- _PROBLEM_: Go through the listing and copy every line word for word.

Entries from a dataset
▶
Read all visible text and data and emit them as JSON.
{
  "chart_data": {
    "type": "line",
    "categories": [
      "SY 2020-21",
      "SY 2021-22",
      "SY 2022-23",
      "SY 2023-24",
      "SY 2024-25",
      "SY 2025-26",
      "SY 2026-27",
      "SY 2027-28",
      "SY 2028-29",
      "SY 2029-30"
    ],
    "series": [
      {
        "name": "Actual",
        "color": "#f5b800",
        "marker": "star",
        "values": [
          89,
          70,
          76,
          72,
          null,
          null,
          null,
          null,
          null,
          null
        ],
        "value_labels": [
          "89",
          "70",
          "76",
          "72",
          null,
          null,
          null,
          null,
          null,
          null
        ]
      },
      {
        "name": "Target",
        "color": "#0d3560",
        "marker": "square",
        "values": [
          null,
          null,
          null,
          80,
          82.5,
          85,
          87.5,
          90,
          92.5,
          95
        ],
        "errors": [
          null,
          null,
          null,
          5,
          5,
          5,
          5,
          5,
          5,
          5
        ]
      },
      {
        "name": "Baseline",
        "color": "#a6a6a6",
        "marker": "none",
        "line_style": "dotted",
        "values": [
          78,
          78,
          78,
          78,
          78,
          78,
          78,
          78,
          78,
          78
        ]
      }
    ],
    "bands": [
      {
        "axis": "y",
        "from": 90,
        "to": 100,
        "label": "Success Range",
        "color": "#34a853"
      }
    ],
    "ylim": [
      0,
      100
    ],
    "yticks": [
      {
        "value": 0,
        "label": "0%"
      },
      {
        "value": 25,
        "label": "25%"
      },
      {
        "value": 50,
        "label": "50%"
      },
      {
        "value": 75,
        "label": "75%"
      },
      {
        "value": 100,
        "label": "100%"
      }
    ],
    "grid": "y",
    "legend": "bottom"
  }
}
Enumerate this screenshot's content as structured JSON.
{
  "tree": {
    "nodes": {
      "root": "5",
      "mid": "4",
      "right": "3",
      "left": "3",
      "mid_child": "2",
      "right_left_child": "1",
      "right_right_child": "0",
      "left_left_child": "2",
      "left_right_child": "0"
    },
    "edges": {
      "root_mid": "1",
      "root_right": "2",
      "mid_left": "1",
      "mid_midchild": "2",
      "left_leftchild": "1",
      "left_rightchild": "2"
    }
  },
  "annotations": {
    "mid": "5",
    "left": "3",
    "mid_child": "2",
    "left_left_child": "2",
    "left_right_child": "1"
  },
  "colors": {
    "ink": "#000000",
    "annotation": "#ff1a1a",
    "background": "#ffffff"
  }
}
◀
- _SOLUTION FOR THIS PROBLEM_:
Read all visible text and data and emit them as JSON.
{
  "chart_data": {
    "type": "line",
    "categories": [
      "SY 2020-21",
      "SY 2021-22",
      "SY 2022-23",
      "SY 2023-24",
      "SY 2024-25",
      "SY 2025-26",
      "SY 2026-27",
      "SY 2027-28",
      "SY 2028-29",
      "SY 2029-30"
    ],
    "series": [
      {
        "name": "Actual",
        "color": "#f5b800",
        "marker": "star",
        "values": [
          89,
          70,
          76,
          72,
          null,
          null,
          null,
          null,
          null,
          null
        ],
        "value_labels": [
          "89",
          "70",
          "76",
          "72",
          null,
          null,
          null,
          null,
          null,
          null
        ]
      },
      {
        "name": "Target",
        "color": "#0d3560",
        "marker": "square",
        "values": [
          null,
          null,
          null,
          80,
          82.5,
          85,
          87.5,
          90,
          92.5,
          95
        ],
        "errors": [
          null,
          null,
          null,
          5,
          5,
          5,
          5,
          5,
          5,
          5
        ]
      },
      {
        "name": "Baseline",
        "color": "#a6a6a6",
        "marker": "none",
        "line_style": "dotted",
        "values": [
          78,
          78,
          78,
          78,
          78,
          78,
          78,
          78,
          78,
          78
        ]
      }
    ],
    "bands": [
      {
        "axis": "y",
        "from": 90,
        "to": 100,
        "label": "Success Range",
        "color": "#34a853"
      }
    ],
    "ylim": [
      0,
      100
    ],
    "yticks": [
      {
        "value": 0,
        "label": "0%"
      },
      {
        "value": 25,
        "label": "25%"
      },
      {
        "value": 50,
        "label": "50%"
      },
      {
        "value": 75,
        "label": "75%"
      },
      {
        "value": 100,
        "label": "100%"
      }
    ],
    "grid": "y",
    "legend": "bottom"
  }
}
Enumerate this screenshot's content as structured JSON.
{
  "tree": {
    "nodes": {
      "root": "5",
      "mid": "4",
      "right": "3",
      "left": "3",
      "mid_child": "2",
      "right_left_child": "1",
      "right_right_child": "0",
      "left_left_child": "2",
      "left_right_child": "0"
    },
    "edges": {
      "root_mid": "1",
      "root_right": "2",
      "mid_left": "1",
      "mid_midchild": "2",
      "left_leftchild": "1",
      "left_rightchild": "2"
    }
  },
  "annotations": {
    "mid": "5",
    "left": "3",
    "mid_child": "2",
    "left_left_child": "2",
    "left_right_child": "1"
  },
  "colors": {
    "ink": "#000000",
    "annotation": "#ff1a1a",
    "background": "#ffffff"
  }
}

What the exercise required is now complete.